Data records:
────
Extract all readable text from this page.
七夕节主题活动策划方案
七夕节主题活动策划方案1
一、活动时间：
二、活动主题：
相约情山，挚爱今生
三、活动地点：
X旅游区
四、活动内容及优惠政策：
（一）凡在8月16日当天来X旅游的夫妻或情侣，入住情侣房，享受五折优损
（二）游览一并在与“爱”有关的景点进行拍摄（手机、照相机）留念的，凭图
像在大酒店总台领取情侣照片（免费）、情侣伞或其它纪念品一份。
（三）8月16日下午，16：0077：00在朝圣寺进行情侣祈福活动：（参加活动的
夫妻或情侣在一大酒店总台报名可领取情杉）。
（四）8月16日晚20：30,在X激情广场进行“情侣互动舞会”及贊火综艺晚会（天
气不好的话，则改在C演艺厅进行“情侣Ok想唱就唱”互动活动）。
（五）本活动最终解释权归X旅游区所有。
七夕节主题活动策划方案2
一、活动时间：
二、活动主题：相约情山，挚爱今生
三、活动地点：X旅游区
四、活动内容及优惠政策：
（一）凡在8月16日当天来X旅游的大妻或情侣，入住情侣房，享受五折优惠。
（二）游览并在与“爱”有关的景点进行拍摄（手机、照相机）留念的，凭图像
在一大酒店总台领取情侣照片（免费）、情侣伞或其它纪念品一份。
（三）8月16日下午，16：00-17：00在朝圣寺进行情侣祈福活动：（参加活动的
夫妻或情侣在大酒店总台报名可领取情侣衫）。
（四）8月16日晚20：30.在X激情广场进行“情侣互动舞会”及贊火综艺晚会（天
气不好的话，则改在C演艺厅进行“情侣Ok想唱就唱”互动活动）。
────
Written exercise: Repeat all entries. Match them exactly.

The completed task:
Extract all readable text from this page.
七夕节主题活动策划方案
七夕节主题活动策划方案1
一、活动时间：
二、活动主题：
相约情山，挚爱今生
三、活动地点：
X旅游区
四、活动内容及优惠政策：
（一）凡在8月16日当天来X旅游的夫妻或情侣，入住情侣房，享受五折优损
（二）游览一并在与“爱”有关的景点进行拍摄（手机、照相机）留念的，凭图
像在大酒店总台领取情侣照片（免费）、情侣伞或其它纪念品一份。
（三）8月16日下午，16：0077：00在朝圣寺进行情侣祈福活动：（参加活动的
夫妻或情侣在一大酒店总台报名可领取情杉）。
（四）8月16日晚20：30,在X激情广场进行“情侣互动舞会”及贊火综艺晚会（天
气不好的话，则改在C演艺厅进行“情侣Ok想唱就唱”互动活动）。
（五）本活动最终解释权归X旅游区所有。
七夕节主题活动策划方案2
一、活动时间：
二、活动主题：相约情山，挚爱今生
三、活动地点：X旅游区
四、活动内容及优惠政策：
（一）凡在8月16日当天来X旅游的大妻或情侣，入住情侣房，享受五折优惠。
（二）游览并在与“爱”有关的景点进行拍摄（手机、照相机）留念的，凭图像
在一大酒店总台领取情侣照片（免费）、情侣伞或其它纪念品一份。
（三）8月16日下午，16：00-17：00在朝圣寺进行情侣祈福活动：（参加活动的
夫妻或情侣在大酒店总台报名可领取情侣衫）。
（四）8月16日晚20：30.在X激情广场进行“情侣互动舞会”及贊火综艺晚会（天
气不好的话，则改在C演艺厅进行“情侣Ok想唱就唱”互动活动）。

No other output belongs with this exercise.